* Task to complete
Write the records out again, keeping each line exactly as it is.

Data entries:
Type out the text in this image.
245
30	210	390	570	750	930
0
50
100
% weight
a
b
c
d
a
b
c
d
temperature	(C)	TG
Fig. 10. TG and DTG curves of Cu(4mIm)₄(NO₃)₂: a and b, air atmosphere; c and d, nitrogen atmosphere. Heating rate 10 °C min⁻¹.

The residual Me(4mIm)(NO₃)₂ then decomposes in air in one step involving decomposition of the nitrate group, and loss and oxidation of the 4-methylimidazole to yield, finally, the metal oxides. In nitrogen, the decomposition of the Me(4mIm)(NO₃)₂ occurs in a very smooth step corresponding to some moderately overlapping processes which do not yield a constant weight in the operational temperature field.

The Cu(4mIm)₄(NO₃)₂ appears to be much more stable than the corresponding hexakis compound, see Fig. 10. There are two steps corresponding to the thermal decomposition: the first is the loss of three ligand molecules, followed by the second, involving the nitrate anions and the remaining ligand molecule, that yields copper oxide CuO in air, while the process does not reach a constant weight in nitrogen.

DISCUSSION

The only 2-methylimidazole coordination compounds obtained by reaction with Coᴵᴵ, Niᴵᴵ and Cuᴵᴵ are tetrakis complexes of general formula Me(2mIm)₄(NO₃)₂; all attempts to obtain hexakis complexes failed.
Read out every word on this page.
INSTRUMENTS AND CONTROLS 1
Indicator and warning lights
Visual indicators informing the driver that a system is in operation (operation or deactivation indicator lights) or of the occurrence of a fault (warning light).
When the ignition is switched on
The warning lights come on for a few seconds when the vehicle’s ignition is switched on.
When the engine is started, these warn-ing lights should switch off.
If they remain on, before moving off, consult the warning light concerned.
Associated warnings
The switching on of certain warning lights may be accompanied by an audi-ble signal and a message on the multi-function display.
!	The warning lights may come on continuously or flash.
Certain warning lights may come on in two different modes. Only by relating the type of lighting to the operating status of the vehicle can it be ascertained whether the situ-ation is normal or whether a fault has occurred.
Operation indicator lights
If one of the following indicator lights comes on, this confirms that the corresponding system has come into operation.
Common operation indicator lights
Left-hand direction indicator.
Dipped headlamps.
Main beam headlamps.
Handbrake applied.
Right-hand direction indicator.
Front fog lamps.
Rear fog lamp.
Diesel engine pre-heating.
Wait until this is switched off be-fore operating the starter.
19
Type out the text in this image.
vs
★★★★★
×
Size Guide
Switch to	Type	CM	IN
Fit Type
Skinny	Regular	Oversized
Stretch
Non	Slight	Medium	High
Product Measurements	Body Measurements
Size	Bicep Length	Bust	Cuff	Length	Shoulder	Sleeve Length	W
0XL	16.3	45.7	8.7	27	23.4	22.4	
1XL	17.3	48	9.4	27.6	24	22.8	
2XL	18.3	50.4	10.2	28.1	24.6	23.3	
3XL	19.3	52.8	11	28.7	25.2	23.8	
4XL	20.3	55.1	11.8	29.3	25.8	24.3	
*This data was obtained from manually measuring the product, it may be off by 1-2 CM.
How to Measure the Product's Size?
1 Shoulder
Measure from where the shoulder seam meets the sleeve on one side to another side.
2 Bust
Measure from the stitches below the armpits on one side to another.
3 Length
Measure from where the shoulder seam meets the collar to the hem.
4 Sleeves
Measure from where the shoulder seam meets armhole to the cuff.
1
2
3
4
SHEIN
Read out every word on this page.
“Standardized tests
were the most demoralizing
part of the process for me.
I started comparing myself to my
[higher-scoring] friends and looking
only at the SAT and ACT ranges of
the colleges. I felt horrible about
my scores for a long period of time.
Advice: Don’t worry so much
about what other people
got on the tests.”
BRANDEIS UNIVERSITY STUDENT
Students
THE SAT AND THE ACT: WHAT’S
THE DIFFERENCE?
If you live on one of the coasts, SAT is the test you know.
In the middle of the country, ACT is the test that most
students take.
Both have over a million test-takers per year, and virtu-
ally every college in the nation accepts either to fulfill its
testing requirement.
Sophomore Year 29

* Problem solution
Type out the text in this image.
245
30	210	390	570	750	930
0
50
100
% weight
a
b
c
d
a
b
c
d
temperature	(C)	TG
Fig. 10. TG and DTG curves of Cu(4mIm)₄(NO₃)₂: a and b, air atmosphere; c and d, nitrogen atmosphere. Heating rate 10 °C min⁻¹.

The residual Me(4mIm)(NO₃)₂ then decomposes in air in one step involving decomposition of the nitrate group, and loss and oxidation of the 4-methylimidazole to yield, finally, the metal oxides. In nitrogen, the decomposition of the Me(4mIm)(NO₃)₂ occurs in a very smooth step corresponding to some moderately overlapping processes which do not yield a constant weight in the operational temperature field.

The Cu(4mIm)₄(NO₃)₂ appears to be much more stable than the corresponding hexakis compound, see Fig. 10. There are two steps corresponding to the thermal decomposition: the first is the loss of three ligand molecules, followed by the second, involving the nitrate anions and the remaining ligand molecule, that yields copper oxide CuO in air, while the process does not reach a constant weight in nitrogen.

DISCUSSION

The only 2-methylimidazole coordination compounds obtained by reaction with Coᴵᴵ, Niᴵᴵ and Cuᴵᴵ are tetrakis complexes of general formula Me(2mIm)₄(NO₃)₂; all attempts to obtain hexakis complexes failed.
Read out every word on this page.
INSTRUMENTS AND CONTROLS 1
Indicator and warning lights
Visual indicators informing the driver that a system is in operation (operation or deactivation indicator lights) or of the occurrence of a fault (warning light).
When the ignition is switched on
The warning lights come on for a few seconds when the vehicle’s ignition is switched on.
When the engine is started, these warn-ing lights should switch off.
If they remain on, before moving off, consult the warning light concerned.
Associated warnings
The switching on of certain warning lights may be accompanied by an audi-ble signal and a message on the multi-function display.
!	The warning lights may come on continuously or flash.
Certain warning lights may come on in two different modes. Only by relating the type of lighting to the operating status of the vehicle can it be ascertained whether the situ-ation is normal or whether a fault has occurred.
Operation indicator lights
If one of the following indicator lights comes on, this confirms that the corresponding system has come into operation.
Common operation indicator lights
Left-hand direction indicator.
Dipped headlamps.
Main beam headlamps.
Handbrake applied.
Right-hand direction indicator.
Front fog lamps.
Rear fog lamp.
Diesel engine pre-heating.
Wait until this is switched off be-fore operating the starter.
19
Type out the text in this image.
vs
★★★★★
×
Size Guide
Switch to	Type	CM	IN
Fit Type
Skinny	Regular	Oversized
Stretch
Non	Slight	Medium	High
Product Measurements	Body Measurements
Size	Bicep Length	Bust	Cuff	Length	Shoulder	Sleeve Length	W
0XL	16.3	45.7	8.7	27	23.4	22.4	
1XL	17.3	48	9.4	27.6	24	22.8	
2XL	18.3	50.4	10.2	28.1	24.6	23.3	
3XL	19.3	52.8	11	28.7	25.2	23.8	
4XL	20.3	55.1	11.8	29.3	25.8	24.3	
*This data was obtained from manually measuring the product, it may be off by 1-2 CM.
How to Measure the Product's Size?
1 Shoulder
Measure from where the shoulder seam meets the sleeve on one side to another side.
2 Bust
Measure from the stitches below the armpits on one side to another.
3 Length
Measure from where the shoulder seam meets the collar to the hem.
4 Sleeves
Measure from where the shoulder seam meets armhole to the cuff.
1
2
3
4
SHEIN
Read out every word on this page.
“Standardized tests
were the most demoralizing
part of the process for me.
I started comparing myself to my
[higher-scoring] friends and looking
only at the SAT and ACT ranges of
the colleges. I felt horrible about
my scores for a long period of time.
Advice: Don’t worry so much
about what other people
got on the tests.”
BRANDEIS UNIVERSITY STUDENT
Students
THE SAT AND THE ACT: WHAT’S
THE DIFFERENCE?
If you live on one of the coasts, SAT is the test you know.
In the middle of the country, ACT is the test that most
students take.
Both have over a million test-takers per year, and virtu-
ally every college in the nation accepts either to fulfill its
testing requirement.
Sophomore Year 29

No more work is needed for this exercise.